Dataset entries
_____

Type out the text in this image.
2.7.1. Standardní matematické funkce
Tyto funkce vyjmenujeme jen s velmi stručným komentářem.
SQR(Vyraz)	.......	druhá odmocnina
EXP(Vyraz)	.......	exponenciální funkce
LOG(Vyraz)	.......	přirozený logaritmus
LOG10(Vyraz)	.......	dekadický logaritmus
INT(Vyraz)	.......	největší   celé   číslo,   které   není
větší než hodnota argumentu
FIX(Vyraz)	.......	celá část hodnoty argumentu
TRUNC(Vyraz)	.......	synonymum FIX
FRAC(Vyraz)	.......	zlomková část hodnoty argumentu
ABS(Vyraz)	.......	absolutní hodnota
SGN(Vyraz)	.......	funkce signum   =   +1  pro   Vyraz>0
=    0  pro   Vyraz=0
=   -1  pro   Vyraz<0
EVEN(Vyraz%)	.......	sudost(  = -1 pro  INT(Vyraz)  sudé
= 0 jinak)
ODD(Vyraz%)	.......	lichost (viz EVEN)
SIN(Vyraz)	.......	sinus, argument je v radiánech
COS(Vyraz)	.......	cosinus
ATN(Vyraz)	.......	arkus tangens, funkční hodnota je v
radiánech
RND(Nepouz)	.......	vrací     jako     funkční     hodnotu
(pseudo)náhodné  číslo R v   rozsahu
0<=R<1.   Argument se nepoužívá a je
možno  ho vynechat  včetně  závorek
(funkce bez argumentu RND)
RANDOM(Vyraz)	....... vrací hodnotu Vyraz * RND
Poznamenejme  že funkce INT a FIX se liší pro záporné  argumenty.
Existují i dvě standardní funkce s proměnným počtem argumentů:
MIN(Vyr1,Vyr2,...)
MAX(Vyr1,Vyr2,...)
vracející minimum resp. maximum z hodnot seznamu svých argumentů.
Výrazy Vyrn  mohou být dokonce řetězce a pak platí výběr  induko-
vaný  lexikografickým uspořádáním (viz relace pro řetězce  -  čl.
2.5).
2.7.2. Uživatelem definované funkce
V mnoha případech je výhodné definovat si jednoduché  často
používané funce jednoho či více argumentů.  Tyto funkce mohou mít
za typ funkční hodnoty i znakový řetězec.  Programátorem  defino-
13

_____

Above are the records; retype them all without a single difference.

Result of this exercise:
Type out the text in this image.
2.7.1. Standardní matematické funkce
Tyto funkce vyjmenujeme jen s velmi stručným komentářem.
SQR(Vyraz)	.......	druhá odmocnina
EXP(Vyraz)	.......	exponenciální funkce
LOG(Vyraz)	.......	přirozený logaritmus
LOG10(Vyraz)	.......	dekadický logaritmus
INT(Vyraz)	.......	největší   celé   číslo,   které   není
větší než hodnota argumentu
FIX(Vyraz)	.......	celá část hodnoty argumentu
TRUNC(Vyraz)	.......	synonymum FIX
FRAC(Vyraz)	.......	zlomková část hodnoty argumentu
ABS(Vyraz)	.......	absolutní hodnota
SGN(Vyraz)	.......	funkce signum   =   +1  pro   Vyraz>0
=    0  pro   Vyraz=0
=   -1  pro   Vyraz<0
EVEN(Vyraz%)	.......	sudost(  = -1 pro  INT(Vyraz)  sudé
= 0 jinak)
ODD(Vyraz%)	.......	lichost (viz EVEN)
SIN(Vyraz)	.......	sinus, argument je v radiánech
COS(Vyraz)	.......	cosinus
ATN(Vyraz)	.......	arkus tangens, funkční hodnota je v
radiánech
RND(Nepouz)	.......	vrací     jako     funkční     hodnotu
(pseudo)náhodné  číslo R v   rozsahu
0<=R<1.   Argument se nepoužívá a je
možno  ho vynechat  včetně  závorek
(funkce bez argumentu RND)
RANDOM(Vyraz)	....... vrací hodnotu Vyraz * RND
Poznamenejme  že funkce INT a FIX se liší pro záporné  argumenty.
Existují i dvě standardní funkce s proměnným počtem argumentů:
MIN(Vyr1,Vyr2,...)
MAX(Vyr1,Vyr2,...)
vracející minimum resp. maximum z hodnot seznamu svých argumentů.
Výrazy Vyrn  mohou být dokonce řetězce a pak platí výběr  induko-
vaný  lexikografickým uspořádáním (viz relace pro řetězce  -  čl.
2.5).
2.7.2. Uživatelem definované funkce
V mnoha případech je výhodné definovat si jednoduché  často
používané funce jednoho či více argumentů.  Tyto funkce mohou mít
za typ funkční hodnoty i znakový řetězec.  Programátorem  defino-
13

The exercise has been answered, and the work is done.